*Exercise description*:
Extract each line holding the word "colors" from the entries.

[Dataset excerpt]

* BEGIN *

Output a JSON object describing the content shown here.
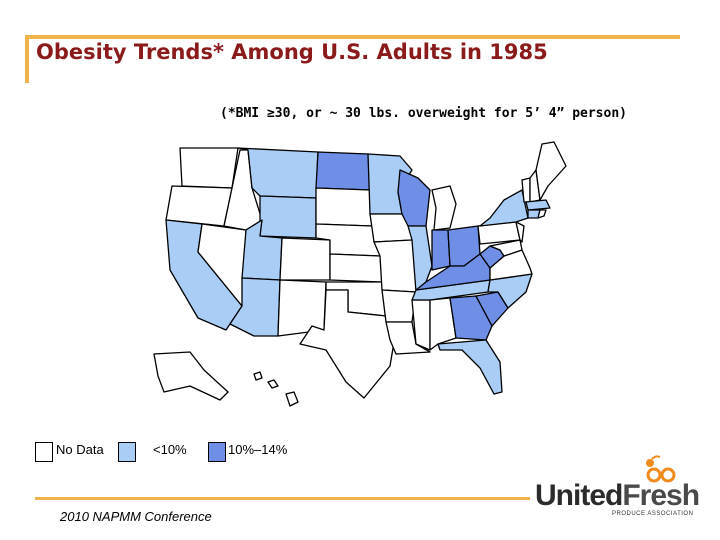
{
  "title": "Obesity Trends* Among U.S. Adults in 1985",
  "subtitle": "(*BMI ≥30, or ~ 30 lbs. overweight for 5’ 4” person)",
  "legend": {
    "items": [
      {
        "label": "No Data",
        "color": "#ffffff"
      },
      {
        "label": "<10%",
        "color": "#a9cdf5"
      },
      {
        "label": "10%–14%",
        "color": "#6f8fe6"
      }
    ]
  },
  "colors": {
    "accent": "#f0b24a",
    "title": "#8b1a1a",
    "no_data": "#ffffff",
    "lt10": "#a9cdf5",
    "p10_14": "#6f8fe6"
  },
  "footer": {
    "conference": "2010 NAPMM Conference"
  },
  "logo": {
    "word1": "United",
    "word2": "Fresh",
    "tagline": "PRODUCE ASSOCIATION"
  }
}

* END *
* BEGIN *

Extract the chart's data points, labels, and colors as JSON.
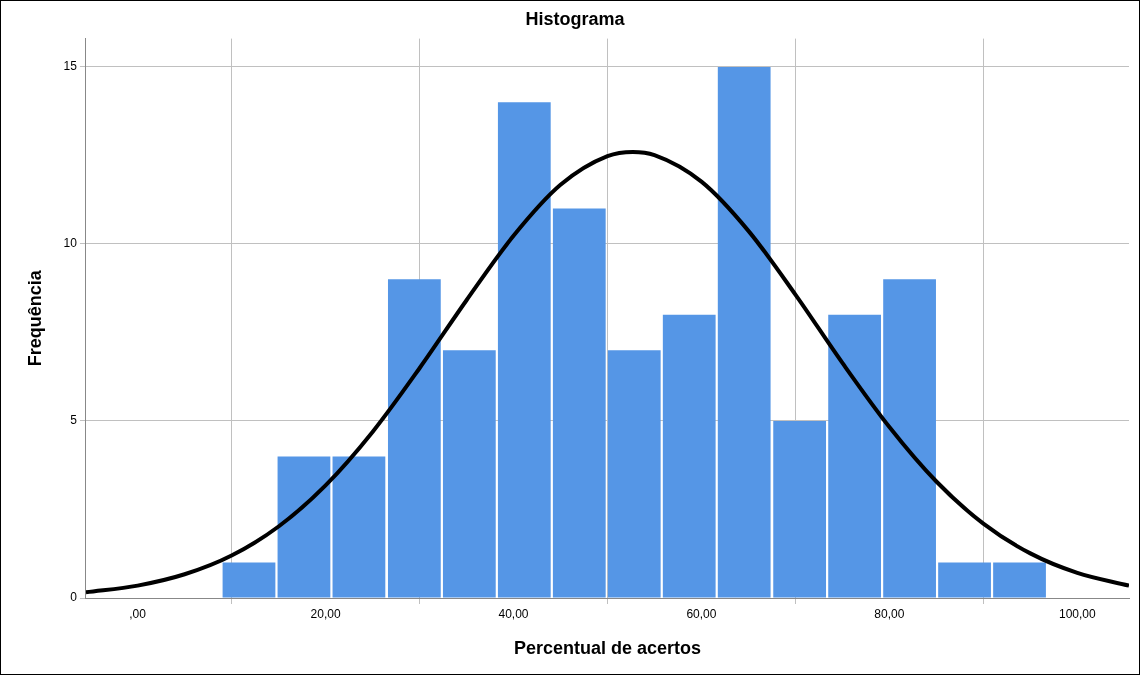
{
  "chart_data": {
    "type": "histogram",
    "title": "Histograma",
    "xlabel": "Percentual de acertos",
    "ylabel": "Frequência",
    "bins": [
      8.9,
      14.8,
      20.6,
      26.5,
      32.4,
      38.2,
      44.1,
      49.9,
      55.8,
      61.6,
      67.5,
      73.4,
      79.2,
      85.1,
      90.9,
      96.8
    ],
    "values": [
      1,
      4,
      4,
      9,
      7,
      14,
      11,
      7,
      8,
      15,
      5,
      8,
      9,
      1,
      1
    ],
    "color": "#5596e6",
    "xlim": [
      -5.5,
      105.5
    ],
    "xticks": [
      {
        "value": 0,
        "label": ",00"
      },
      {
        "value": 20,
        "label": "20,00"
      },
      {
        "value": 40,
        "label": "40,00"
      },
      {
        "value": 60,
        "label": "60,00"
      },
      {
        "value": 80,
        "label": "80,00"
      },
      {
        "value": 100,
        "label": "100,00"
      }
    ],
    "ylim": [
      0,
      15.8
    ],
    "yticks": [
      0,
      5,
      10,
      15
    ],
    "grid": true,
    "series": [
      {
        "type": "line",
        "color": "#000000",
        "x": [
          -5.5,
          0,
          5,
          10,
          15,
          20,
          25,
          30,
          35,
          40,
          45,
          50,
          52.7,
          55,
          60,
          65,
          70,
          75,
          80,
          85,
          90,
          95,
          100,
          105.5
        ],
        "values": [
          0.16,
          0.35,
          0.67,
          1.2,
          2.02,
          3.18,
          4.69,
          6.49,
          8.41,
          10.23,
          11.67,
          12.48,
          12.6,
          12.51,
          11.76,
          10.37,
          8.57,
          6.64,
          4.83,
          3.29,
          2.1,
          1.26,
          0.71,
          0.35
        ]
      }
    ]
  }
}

* END *

*Reply*:
  "colors": {
Extract the chart's data points, labels, and colors as JSON.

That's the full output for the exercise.